GOAL:
Select and copy out every line in the records containing "primary".

---------- MATERIAL TO PROCESS ----------

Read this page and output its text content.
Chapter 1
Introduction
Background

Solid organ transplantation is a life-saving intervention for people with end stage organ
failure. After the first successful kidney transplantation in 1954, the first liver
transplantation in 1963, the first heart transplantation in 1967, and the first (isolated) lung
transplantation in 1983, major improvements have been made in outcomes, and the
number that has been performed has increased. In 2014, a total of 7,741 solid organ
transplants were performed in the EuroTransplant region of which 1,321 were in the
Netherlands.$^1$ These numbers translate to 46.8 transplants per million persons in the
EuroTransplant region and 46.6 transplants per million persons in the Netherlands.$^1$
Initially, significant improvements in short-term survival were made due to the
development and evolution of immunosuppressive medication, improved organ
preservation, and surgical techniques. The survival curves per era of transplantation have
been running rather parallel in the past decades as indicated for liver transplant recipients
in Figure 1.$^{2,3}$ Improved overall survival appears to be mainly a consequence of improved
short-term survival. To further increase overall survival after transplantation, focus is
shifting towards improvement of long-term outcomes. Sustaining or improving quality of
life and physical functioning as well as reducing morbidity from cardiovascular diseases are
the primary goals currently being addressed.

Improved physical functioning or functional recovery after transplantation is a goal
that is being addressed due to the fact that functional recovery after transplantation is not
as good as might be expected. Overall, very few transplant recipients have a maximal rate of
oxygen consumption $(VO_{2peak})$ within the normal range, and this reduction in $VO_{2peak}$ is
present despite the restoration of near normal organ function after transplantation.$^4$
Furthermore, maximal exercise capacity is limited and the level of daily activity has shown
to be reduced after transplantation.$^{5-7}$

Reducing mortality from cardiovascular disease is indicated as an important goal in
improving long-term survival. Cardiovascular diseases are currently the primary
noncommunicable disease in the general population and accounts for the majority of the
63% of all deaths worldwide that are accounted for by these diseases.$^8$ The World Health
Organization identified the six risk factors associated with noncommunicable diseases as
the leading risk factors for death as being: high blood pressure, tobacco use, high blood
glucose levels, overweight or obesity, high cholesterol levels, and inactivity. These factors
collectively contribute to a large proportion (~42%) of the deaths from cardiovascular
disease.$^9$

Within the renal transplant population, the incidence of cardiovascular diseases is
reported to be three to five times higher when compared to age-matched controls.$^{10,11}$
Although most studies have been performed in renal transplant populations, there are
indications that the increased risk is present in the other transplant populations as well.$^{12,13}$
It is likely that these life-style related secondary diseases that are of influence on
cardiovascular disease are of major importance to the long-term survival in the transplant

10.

----------

CORRECT ANSWER:
the primary goals currently being addressed.
improving long-term survival. Cardiovascular diseases are currently the primary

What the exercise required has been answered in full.